**Exercise directions**
Write out the listing below again, precisely as it is given.

**Material for this exercise**
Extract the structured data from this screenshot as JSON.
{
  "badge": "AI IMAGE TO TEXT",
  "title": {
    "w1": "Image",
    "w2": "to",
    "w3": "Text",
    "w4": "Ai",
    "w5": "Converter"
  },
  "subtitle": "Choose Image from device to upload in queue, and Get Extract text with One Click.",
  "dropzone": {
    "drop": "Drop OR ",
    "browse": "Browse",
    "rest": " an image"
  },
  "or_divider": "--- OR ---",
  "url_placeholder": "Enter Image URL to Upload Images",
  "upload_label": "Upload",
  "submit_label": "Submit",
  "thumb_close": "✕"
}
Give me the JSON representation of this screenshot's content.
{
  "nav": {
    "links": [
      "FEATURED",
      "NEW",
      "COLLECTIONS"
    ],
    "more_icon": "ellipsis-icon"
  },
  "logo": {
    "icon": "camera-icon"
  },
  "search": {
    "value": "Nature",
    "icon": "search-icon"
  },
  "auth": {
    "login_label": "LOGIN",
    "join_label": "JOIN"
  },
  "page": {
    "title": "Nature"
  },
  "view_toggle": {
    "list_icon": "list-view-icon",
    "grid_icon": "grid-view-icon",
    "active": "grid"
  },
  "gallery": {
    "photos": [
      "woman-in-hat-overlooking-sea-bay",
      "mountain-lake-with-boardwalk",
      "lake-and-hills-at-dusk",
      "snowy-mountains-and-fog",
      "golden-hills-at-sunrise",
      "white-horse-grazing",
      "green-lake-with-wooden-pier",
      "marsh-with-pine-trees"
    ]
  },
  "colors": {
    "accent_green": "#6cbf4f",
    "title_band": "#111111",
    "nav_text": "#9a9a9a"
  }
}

**Reply to the exercise**
Extract the structured data from this screenshot as JSON.
{
  "badge": "AI IMAGE TO TEXT",
  "title": {
    "w1": "Image",
    "w2": "to",
    "w3": "Text",
    "w4": "Ai",
    "w5": "Converter"
  },
  "subtitle": "Choose Image from device to upload in queue, and Get Extract text with One Click.",
  "dropzone": {
    "drop": "Drop OR ",
    "browse": "Browse",
    "rest": " an image"
  },
  "or_divider": "--- OR ---",
  "url_placeholder": "Enter Image URL to Upload Images",
  "upload_label": "Upload",
  "submit_label": "Submit",
  "thumb_close": "✕"
}
Give me the JSON representation of this screenshot's content.
{
  "nav": {
    "links": [
      "FEATURED",
      "NEW",
      "COLLECTIONS"
    ],
    "more_icon": "ellipsis-icon"
  },
  "logo": {
    "icon": "camera-icon"
  },
  "search": {
    "value": "Nature",
    "icon": "search-icon"
  },
  "auth": {
    "login_label": "LOGIN",
    "join_label": "JOIN"
  },
  "page": {
    "title": "Nature"
  },
  "view_toggle": {
    "list_icon": "list-view-icon",
    "grid_icon": "grid-view-icon",
    "active": "grid"
  },
  "gallery": {
    "photos": [
      "woman-in-hat-overlooking-sea-bay",
      "mountain-lake-with-boardwalk",
      "lake-and-hills-at-dusk",
      "snowy-mountains-and-fog",
      "golden-hills-at-sunrise",
      "white-horse-grazing",
      "green-lake-with-wooden-pier",
      "marsh-with-pine-trees"
    ]
  },
  "colors": {
    "accent_green": "#6cbf4f",
    "title_band": "#111111",
    "nav_text": "#9a9a9a"
  }
}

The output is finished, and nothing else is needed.